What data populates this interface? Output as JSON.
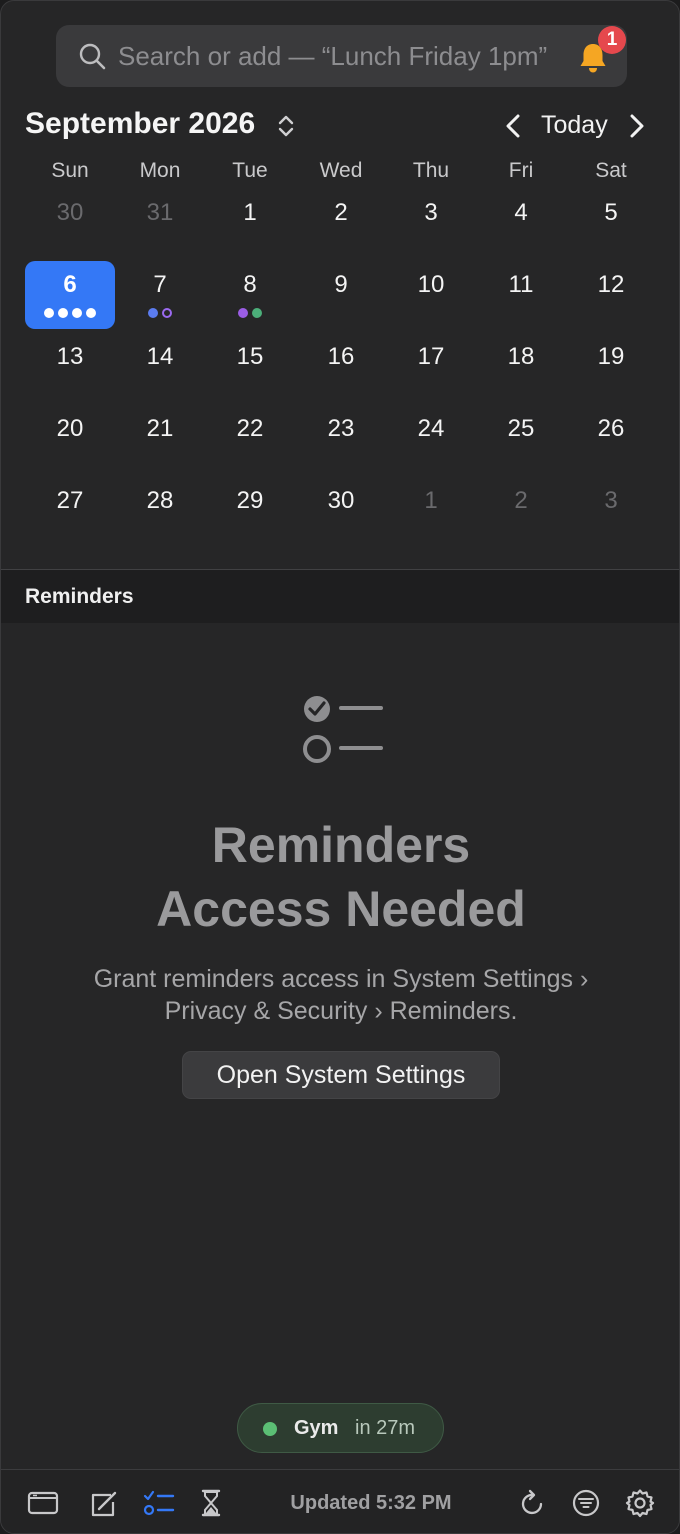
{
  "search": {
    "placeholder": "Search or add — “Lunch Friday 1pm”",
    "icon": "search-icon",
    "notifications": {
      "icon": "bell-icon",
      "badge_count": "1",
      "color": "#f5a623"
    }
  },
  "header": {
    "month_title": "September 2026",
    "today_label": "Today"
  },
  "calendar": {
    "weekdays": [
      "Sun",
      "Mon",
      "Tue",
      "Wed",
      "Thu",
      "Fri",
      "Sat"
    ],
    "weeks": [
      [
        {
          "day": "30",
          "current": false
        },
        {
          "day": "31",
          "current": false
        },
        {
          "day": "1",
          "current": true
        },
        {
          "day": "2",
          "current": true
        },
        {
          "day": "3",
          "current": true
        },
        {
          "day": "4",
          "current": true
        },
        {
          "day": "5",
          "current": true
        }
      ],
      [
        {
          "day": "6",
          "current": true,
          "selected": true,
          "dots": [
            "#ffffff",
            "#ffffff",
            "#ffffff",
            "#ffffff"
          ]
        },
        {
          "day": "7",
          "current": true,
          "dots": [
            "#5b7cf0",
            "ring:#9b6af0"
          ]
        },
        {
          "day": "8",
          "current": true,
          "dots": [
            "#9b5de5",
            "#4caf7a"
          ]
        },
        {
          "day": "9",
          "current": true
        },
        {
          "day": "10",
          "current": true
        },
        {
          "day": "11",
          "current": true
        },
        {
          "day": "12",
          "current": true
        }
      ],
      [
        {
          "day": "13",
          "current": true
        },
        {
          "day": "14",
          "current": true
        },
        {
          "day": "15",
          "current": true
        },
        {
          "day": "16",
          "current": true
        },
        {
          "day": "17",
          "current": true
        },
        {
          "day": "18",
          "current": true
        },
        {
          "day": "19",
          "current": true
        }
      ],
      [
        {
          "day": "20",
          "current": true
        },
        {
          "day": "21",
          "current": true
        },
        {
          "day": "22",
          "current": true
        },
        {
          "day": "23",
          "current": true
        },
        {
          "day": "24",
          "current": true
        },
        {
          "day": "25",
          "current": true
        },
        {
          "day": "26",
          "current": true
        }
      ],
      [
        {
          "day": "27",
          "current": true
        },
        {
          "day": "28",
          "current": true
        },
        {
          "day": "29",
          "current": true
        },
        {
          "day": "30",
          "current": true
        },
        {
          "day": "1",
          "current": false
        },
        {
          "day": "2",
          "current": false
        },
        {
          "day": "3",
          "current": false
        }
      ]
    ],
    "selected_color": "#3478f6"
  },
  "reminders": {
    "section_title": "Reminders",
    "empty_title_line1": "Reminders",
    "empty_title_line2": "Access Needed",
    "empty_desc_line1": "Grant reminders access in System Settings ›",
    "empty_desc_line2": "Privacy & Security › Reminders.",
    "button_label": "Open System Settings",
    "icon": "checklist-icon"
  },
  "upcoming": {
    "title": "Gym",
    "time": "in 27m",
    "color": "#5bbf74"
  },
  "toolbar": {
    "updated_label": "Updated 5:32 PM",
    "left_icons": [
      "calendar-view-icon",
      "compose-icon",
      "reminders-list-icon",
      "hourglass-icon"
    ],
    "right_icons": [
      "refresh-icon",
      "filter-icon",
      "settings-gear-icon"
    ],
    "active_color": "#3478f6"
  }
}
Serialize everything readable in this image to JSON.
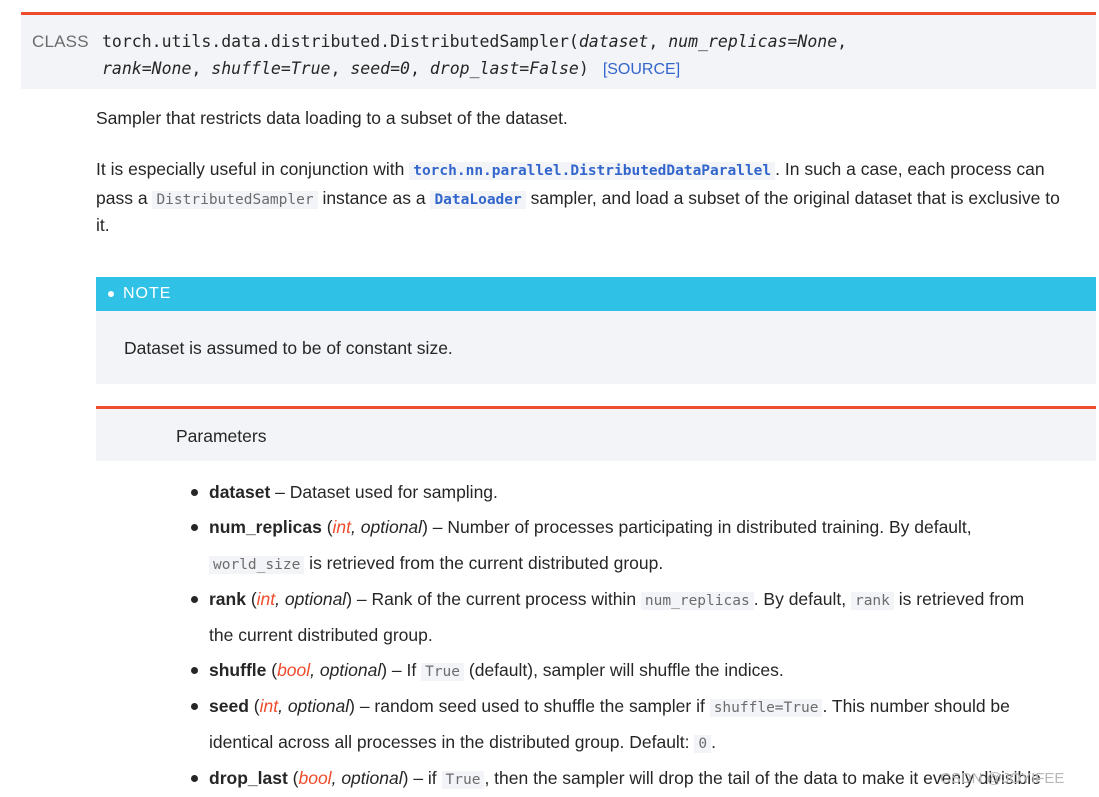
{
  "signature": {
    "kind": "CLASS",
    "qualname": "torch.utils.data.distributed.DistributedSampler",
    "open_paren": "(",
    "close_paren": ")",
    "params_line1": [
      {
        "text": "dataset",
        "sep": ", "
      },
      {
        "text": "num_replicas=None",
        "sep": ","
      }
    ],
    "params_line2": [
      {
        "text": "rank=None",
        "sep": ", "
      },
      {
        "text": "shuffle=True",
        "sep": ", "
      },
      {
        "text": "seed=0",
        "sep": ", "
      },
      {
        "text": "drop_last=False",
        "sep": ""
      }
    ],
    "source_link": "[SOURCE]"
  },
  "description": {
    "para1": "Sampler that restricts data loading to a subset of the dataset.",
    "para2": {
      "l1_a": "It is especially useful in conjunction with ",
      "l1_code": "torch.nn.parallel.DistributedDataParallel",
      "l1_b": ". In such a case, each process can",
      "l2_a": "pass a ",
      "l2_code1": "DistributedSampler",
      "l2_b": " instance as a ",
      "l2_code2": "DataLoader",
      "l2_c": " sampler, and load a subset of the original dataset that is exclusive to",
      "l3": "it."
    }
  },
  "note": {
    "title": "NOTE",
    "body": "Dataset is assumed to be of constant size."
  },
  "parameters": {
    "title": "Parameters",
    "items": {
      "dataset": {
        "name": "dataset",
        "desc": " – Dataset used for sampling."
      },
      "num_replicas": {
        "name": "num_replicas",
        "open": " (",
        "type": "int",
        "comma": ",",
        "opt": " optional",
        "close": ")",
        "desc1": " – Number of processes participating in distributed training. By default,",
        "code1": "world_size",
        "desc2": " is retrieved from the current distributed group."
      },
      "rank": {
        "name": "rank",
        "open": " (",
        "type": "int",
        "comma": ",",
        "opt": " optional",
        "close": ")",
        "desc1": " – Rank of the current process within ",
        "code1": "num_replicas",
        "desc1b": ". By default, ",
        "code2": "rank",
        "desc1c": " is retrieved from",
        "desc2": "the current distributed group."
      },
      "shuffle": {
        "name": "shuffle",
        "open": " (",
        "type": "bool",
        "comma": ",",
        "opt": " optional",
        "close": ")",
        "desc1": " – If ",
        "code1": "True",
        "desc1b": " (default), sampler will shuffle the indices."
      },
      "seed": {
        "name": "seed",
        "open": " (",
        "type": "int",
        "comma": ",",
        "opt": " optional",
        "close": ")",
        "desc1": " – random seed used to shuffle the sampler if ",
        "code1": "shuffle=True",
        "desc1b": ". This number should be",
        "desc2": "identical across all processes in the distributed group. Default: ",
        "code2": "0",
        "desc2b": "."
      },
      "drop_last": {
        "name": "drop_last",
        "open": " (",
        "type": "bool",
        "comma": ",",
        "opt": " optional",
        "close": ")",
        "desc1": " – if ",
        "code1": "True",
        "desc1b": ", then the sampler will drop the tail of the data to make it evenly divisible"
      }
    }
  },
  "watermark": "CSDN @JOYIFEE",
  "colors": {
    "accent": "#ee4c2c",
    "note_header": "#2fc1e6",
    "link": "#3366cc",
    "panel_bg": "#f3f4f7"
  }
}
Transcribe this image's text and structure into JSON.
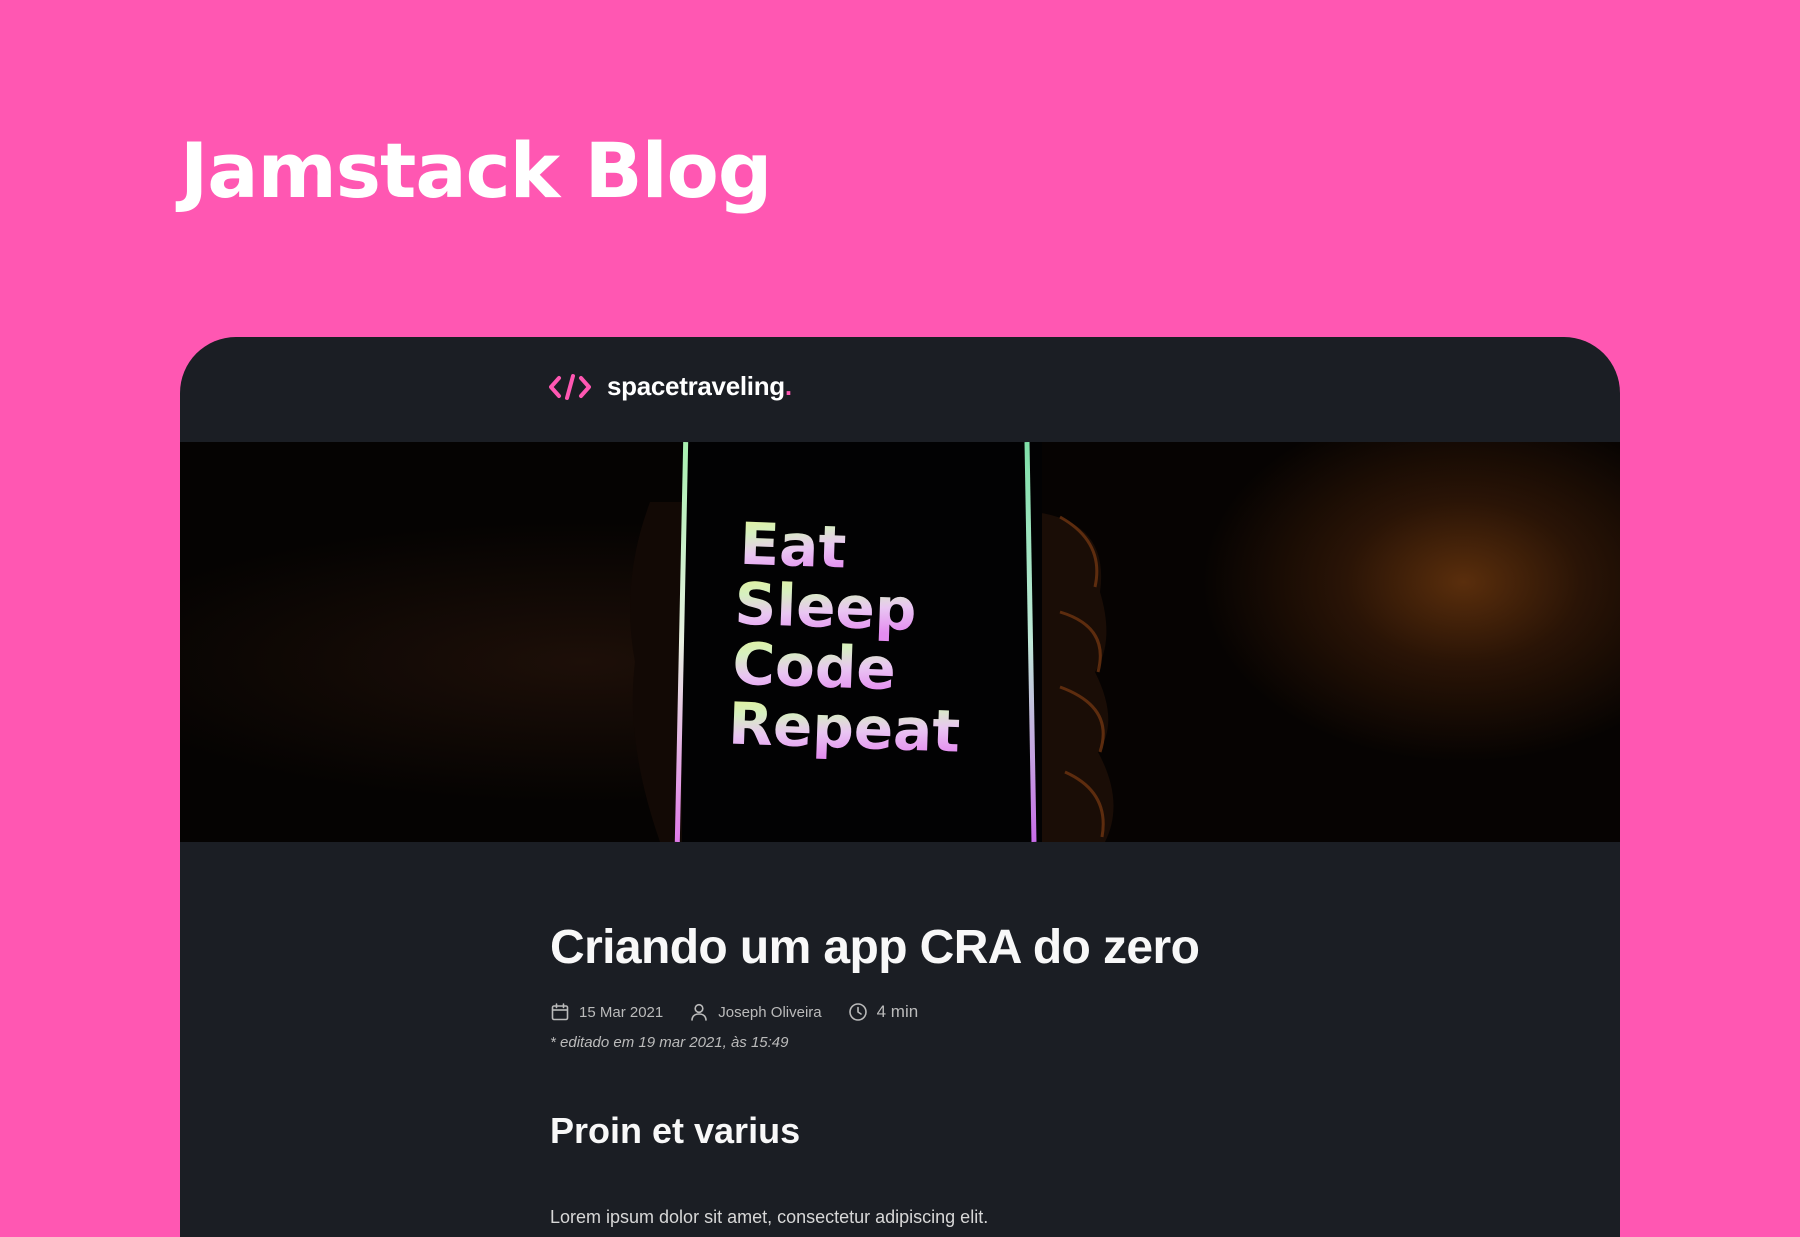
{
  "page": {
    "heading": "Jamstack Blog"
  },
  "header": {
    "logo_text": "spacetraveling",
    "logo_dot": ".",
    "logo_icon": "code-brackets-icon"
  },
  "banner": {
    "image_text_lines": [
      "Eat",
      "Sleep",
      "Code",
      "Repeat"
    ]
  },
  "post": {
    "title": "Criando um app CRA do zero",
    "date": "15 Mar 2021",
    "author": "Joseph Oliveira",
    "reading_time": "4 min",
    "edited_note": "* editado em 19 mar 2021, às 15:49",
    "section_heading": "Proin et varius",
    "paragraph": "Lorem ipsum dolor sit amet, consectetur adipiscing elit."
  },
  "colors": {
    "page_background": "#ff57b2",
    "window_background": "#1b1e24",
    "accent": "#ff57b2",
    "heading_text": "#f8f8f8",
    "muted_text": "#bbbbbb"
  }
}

######

=== EXERCISE DESCRIPTION ===
Print again, word for word, every line from the line with "Transcribe this image's" to the final line of the records, inclusive; skip the pictures.

=== EXERCISE RESULT ===
Transcribe this image's text and structure into JSON.
{
  "page": {
    "heading": "Jamstack Blog"
  },
  "header": {
    "logo_text": "spacetraveling",
    "logo_dot": ".",
    "logo_icon": "code-brackets-icon"
  },
  "banner": {
    "image_text_lines": [
      "Eat",
      "Sleep",
      "Code",
      "Repeat"
    ]
  },
  "post": {
    "title": "Criando um app CRA do zero",
    "date": "15 Mar 2021",
    "author": "Joseph Oliveira",
    "reading_time": "4 min",
    "edited_note": "* editado em 19 mar 2021, às 15:49",
    "section_heading": "Proin et varius",
    "paragraph": "Lorem ipsum dolor sit amet, consectetur adipiscing elit."
  },
  "colors": {
    "page_background": "#ff57b2",
    "window_background": "#1b1e24",
    "accent": "#ff57b2",
    "heading_text": "#f8f8f8",
    "muted_text": "#bbbbbb"
  }
}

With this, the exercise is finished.